• **Texto proporcionado**:
......

Aston Martin llega al Gran Premio de Japón con el objetivo urgente de ver la bandera a cuadros por primera vez esta temporada. El equipo ha sufrido un comienzo de pesadilla bajo las nuevas regulaciones técnicas de la F1, al no poder clasificar en ninguna de las dos primeras rondas. Si bien la asociación con Honda era muy esperada, los fallos técnicos y las preocupaciones por la salud de los pilotos han eclipsado su rendimiento en pista.
El principal obstáculo ha sido un fallo recurrente de la batería dentro de la nueva unidad de potencia de Honda. En la apertura de la temporada, tanto Fernando Alonso como Lance Stroll lucharon con problemas de almacenamiento de energía. La situación empeoró en Shanghái, donde Stroll se vio obligado a retirarse después de solo nueve vueltas. El director general de pista de Honda, Shintaro Orihara, aclaró que el fallo más reciente fue un defecto localizado de la batería y no el resultado de las vibraciones extremas del coche.

......

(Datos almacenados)
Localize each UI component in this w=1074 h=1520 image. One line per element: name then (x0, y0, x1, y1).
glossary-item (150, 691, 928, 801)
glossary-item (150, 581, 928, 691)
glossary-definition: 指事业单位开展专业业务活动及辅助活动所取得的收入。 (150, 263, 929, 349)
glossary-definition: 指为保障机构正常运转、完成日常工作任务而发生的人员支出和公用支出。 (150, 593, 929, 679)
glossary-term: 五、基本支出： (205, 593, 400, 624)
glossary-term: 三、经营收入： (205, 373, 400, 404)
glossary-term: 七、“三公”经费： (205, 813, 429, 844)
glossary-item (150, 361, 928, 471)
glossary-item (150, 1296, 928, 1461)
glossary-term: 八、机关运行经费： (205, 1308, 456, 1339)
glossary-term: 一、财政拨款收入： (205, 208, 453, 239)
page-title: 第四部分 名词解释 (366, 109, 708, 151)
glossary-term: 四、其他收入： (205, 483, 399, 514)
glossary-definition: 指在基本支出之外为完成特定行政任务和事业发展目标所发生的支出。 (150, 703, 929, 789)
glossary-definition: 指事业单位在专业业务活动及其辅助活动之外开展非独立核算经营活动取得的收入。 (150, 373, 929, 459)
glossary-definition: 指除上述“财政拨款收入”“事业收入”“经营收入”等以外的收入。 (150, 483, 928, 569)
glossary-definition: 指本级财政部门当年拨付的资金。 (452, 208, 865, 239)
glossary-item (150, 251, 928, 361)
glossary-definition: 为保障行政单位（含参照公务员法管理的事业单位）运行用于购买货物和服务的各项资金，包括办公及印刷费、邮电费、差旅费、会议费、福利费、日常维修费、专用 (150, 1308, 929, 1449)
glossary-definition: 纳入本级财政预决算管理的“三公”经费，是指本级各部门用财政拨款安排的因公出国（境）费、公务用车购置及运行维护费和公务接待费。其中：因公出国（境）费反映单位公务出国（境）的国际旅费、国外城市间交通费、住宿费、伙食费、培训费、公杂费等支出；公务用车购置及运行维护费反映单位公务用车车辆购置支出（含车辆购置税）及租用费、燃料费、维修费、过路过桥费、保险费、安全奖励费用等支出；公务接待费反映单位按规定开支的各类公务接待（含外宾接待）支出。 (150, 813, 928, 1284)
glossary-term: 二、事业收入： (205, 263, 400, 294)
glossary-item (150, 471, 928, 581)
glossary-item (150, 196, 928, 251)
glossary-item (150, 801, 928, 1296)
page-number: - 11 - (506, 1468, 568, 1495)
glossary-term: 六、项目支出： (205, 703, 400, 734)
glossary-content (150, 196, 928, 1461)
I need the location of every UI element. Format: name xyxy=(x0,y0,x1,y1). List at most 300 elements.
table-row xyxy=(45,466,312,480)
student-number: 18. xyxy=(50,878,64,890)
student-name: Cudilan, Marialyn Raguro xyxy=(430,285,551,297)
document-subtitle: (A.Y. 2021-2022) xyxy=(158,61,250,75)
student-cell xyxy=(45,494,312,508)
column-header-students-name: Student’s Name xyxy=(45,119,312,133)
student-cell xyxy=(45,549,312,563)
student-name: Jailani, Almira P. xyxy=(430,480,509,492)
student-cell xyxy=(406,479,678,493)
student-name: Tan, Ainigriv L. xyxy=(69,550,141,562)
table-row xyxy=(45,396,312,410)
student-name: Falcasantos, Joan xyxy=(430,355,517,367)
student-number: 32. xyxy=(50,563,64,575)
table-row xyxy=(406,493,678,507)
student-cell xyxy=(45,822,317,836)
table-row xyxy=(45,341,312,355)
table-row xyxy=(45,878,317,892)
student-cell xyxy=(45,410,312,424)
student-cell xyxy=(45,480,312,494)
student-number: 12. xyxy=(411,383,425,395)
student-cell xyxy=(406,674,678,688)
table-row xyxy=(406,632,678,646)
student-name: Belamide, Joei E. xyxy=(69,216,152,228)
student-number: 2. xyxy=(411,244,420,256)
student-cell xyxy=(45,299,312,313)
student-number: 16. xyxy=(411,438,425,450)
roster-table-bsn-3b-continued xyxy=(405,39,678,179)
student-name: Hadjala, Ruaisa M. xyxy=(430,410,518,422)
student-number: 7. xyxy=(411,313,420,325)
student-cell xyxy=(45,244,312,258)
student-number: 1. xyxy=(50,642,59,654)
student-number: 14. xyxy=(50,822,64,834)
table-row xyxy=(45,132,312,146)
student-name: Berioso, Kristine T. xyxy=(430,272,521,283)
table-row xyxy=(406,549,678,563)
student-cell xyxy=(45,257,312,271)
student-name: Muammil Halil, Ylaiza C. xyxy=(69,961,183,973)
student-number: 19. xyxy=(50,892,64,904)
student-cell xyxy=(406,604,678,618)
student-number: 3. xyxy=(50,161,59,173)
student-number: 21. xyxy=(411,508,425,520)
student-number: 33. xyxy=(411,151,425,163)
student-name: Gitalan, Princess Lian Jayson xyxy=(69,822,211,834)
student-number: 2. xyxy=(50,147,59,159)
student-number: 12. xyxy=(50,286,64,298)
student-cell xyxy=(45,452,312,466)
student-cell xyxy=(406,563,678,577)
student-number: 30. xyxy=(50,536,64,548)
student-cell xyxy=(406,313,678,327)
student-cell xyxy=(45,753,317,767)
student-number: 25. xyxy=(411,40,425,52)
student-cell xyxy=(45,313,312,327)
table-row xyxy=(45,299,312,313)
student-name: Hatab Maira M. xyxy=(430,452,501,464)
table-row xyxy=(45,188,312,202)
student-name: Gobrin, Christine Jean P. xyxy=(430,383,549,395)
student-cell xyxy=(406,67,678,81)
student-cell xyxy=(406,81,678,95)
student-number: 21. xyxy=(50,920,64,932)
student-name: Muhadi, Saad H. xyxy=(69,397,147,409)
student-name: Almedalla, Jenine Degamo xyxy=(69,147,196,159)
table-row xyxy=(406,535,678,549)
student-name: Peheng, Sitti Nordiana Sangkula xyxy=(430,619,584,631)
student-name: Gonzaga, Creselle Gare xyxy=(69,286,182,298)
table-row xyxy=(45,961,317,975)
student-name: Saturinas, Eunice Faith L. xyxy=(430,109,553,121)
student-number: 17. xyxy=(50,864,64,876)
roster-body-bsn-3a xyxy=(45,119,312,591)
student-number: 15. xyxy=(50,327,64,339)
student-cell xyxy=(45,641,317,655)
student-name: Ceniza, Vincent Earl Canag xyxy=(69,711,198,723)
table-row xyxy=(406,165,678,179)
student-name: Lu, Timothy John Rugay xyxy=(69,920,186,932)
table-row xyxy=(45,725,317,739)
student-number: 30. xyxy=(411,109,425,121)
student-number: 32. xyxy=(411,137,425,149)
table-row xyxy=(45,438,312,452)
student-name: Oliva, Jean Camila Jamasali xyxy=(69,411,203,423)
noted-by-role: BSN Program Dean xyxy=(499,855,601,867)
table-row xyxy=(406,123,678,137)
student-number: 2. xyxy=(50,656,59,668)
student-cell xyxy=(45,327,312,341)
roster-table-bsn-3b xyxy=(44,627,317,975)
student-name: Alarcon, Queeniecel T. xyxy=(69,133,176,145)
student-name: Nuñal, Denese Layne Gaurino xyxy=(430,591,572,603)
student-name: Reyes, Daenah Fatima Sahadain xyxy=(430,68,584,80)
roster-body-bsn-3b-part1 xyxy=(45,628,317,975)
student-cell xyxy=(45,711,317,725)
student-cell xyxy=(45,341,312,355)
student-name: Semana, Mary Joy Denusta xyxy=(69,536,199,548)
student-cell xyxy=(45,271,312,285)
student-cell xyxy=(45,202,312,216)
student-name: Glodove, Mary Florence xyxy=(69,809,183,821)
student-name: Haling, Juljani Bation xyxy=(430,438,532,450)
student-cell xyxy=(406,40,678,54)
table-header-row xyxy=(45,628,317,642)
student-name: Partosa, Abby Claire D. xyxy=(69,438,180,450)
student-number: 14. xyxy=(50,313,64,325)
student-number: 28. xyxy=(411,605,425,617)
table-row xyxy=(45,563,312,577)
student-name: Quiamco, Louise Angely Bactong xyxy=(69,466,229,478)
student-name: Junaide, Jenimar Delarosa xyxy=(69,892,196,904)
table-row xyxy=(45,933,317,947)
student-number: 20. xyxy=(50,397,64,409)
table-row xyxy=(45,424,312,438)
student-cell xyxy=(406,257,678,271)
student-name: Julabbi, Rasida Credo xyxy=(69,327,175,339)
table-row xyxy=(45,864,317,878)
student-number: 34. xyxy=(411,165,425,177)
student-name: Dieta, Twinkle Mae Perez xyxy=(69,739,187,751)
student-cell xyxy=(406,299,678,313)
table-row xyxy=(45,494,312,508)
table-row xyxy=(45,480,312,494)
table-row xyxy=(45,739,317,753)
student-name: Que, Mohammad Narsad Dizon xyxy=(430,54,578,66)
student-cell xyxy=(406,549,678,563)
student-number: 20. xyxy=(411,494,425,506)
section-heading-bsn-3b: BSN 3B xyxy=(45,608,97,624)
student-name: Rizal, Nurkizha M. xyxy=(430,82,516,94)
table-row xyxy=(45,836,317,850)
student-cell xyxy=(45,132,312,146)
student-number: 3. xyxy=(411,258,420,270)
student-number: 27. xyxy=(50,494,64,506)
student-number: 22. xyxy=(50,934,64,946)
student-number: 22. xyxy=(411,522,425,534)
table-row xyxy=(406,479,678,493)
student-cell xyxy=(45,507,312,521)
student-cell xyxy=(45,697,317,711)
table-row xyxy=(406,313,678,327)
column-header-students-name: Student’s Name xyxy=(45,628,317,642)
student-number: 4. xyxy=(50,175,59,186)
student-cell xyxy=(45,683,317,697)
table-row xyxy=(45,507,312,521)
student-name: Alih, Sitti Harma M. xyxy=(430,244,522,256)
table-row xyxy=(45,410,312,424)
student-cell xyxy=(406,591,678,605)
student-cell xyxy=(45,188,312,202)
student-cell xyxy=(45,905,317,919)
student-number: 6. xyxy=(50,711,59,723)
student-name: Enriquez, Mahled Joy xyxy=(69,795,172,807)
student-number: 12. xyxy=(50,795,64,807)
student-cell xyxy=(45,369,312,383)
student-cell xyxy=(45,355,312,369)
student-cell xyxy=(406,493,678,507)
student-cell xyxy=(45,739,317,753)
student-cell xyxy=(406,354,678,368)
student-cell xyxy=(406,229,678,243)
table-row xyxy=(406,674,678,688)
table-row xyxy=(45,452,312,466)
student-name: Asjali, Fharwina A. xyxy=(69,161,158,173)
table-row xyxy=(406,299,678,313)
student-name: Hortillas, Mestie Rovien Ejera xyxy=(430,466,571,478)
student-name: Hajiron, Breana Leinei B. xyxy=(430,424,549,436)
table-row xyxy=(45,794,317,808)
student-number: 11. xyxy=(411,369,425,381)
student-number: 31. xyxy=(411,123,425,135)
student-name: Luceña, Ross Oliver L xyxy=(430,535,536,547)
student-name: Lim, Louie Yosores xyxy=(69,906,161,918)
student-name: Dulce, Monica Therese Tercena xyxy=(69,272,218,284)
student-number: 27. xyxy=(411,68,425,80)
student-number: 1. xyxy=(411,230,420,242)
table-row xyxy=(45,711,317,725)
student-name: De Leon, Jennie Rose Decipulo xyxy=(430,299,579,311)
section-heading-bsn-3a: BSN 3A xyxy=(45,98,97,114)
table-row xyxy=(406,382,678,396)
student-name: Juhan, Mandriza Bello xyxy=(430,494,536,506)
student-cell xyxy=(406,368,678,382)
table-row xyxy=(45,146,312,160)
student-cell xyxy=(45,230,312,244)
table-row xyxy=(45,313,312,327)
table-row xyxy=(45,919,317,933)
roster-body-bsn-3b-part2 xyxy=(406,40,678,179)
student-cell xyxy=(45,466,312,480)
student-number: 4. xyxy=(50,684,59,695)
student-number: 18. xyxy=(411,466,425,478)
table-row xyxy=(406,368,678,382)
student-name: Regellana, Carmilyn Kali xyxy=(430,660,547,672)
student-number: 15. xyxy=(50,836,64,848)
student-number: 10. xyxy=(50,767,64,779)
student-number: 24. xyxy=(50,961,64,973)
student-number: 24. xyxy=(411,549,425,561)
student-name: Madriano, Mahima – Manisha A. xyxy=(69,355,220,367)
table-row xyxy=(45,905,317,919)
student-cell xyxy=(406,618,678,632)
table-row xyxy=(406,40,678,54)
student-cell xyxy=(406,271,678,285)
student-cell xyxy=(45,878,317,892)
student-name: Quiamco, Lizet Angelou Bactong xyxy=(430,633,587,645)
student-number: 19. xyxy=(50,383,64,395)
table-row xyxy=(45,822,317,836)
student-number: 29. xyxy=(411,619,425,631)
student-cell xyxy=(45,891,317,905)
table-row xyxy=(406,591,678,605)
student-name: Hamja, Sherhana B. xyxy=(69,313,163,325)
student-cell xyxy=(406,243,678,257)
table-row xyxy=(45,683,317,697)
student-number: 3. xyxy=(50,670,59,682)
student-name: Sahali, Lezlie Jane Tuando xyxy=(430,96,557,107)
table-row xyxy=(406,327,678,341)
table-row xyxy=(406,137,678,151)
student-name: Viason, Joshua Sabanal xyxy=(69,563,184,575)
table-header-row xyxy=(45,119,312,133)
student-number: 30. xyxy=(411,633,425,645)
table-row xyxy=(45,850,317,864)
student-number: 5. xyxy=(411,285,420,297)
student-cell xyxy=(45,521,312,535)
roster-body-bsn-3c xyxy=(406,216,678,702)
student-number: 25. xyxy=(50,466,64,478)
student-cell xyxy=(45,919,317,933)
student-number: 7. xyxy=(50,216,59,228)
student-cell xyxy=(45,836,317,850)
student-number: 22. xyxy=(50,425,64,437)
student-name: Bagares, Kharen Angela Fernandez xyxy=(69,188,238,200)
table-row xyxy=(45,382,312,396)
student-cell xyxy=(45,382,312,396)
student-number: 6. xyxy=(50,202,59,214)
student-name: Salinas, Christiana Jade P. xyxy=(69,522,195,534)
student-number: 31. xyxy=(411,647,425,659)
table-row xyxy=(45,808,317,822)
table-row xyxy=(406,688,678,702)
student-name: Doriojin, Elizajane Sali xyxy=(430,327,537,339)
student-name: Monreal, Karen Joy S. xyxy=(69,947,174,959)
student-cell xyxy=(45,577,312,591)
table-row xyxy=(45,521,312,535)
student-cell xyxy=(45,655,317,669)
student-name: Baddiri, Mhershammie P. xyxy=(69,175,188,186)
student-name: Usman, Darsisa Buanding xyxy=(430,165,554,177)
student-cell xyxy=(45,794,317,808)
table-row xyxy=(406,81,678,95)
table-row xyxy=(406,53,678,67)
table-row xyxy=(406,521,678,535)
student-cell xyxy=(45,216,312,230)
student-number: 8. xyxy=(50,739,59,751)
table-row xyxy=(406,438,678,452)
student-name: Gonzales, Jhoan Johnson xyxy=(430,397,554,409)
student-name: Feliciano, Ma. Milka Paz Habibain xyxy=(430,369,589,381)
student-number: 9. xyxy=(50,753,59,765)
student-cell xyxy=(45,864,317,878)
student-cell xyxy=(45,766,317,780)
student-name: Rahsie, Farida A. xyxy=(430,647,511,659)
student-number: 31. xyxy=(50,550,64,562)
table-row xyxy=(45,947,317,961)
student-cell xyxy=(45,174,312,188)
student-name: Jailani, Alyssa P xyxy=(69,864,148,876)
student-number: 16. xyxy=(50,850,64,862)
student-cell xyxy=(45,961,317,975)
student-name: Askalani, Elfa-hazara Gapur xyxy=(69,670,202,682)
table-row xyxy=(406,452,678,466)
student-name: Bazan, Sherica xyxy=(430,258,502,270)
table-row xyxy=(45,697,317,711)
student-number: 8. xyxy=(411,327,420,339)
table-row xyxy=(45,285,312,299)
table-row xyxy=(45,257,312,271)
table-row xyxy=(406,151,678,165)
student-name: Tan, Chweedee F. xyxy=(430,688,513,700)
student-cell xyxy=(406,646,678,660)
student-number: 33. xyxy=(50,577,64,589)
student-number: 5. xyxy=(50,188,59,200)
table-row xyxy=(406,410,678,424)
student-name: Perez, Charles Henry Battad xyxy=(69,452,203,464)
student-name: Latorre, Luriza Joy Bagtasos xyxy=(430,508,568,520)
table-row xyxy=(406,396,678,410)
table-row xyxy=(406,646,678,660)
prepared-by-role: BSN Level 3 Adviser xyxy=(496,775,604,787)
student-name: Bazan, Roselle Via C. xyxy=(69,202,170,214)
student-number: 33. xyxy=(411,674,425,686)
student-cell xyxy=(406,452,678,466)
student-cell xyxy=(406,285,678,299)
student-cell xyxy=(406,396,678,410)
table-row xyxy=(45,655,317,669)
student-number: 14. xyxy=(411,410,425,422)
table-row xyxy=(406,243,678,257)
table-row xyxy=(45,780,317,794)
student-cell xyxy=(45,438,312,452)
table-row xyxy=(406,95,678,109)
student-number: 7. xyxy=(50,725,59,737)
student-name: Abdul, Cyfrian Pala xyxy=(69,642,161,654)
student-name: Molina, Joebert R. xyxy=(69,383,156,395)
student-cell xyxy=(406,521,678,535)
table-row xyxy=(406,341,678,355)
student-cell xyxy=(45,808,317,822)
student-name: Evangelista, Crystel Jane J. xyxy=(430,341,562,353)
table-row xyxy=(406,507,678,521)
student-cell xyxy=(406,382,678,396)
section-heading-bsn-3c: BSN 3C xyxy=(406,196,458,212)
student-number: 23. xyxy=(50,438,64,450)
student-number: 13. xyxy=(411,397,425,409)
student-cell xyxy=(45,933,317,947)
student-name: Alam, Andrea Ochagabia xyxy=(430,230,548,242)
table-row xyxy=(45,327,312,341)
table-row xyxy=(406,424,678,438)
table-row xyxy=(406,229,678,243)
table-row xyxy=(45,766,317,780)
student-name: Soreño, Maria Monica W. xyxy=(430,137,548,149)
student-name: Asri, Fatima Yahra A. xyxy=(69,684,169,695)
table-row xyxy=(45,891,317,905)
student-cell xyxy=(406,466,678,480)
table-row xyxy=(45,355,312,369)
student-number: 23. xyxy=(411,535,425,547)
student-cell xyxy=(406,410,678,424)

......

• **Tareas pendientes**:
- A) Reescribe como lista el párrafo del texto sobre Aston Martin que comienza con «El principal obstáculo ha sido» y conserva sus datos principales.
- B) Continúa el texto sobre Aston Martin a partir de su última oración.

• **Respuestas por tarea**:
- A)
- El principal obstáculo ha sido un fallo recurrente de la batería en la nueva unidad de potencia de Honda.
- En la apertura de la temporada, Fernando Alonso y Lance Stroll tuvieron problemas de almacenamiento de energía.
- En Shanghái, Stroll tuvo que retirarse tras solo nueve vueltas.
- Shintaro Orihara, director general de pista de Honda, aclaró que el último fallo fue un defecto localizado de la batería. No se debió a las vibraciones extremas del coche.

- B)
La seguridad de los pilotos se ha convertido en un punto central para la escuadra con sede en Silverstone. Fernando Alonso informó haber perdido la sensibilidad en manos y pies durante la última carrera debido a las violentas vibraciones en el habitáculo. Existe un temor creciente en el paddock respecto a posibles daños nerviosos a largo plazo si no se aborda el desgaste físico. El jefe de Aston Martin, Mike Krack, enfatizó que el equipo debe priorizar los comentarios de los pilotos, señalando que si un piloto siente que no puede continuar de manera segura, el equipo respetará esa decisión.
A pesar de estos desafíos, Honda sigue siendo optimista sobre la próxima carrera en su circuito de casa en Suzuka. Orihara afirmó que se han logrado avances significativos en cuanto a la fiabilidad de la batería a lo largo de las dos primeras rondas. Expresó su confianza en que el AMR26 es ahora capaz de completar la distancia total de una carrera. Sin embargo, las regulaciones sobre el desarrollo de motores siguen siendo estrictas, lo que limita la rapidez con la que Honda puede implementar mejoras de rendimiento permanentes en la defectuosa unidad de potencia.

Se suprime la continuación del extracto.